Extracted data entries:
__________

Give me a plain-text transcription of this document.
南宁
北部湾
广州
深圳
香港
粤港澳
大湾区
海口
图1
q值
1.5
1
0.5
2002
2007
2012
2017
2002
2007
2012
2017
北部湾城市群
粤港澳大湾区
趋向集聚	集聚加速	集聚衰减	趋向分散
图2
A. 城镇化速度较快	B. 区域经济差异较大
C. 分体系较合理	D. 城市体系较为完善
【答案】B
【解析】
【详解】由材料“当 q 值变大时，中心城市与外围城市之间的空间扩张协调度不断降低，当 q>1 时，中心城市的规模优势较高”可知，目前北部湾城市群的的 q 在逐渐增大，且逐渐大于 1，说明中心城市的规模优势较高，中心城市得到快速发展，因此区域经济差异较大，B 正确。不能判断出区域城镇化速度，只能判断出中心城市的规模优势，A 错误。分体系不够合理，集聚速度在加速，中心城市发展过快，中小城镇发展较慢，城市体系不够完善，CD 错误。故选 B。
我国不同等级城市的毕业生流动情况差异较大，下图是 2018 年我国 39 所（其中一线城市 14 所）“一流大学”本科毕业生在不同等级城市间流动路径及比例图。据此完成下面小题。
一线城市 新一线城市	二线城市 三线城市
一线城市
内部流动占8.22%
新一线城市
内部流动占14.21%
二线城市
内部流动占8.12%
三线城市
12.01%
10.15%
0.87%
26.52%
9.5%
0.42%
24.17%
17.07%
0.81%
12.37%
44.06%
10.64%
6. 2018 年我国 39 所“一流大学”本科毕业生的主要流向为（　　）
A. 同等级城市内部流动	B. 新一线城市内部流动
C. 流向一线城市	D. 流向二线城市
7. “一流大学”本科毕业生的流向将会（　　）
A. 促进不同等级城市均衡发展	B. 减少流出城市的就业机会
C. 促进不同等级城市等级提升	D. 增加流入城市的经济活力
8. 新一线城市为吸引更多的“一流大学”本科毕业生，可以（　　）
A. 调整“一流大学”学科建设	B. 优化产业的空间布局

__________

Please list every line of the records that contains "一流大学".

我国不同等级城市的毕业生流动情况差异较大，下图是 2018 年我国 39 所（其中一线城市 14 所）“一流大学”本科毕业生在不同等级城市间流动路径及比例图。据此完成下面小题。
6. 2018 年我国 39 所“一流大学”本科毕业生的主要流向为（　　）
7. “一流大学”本科毕业生的流向将会（　　）
8. 新一线城市为吸引更多的“一流大学”本科毕业生，可以（　　）
A. 调整“一流大学”学科建设	B. 优化产业的空间布局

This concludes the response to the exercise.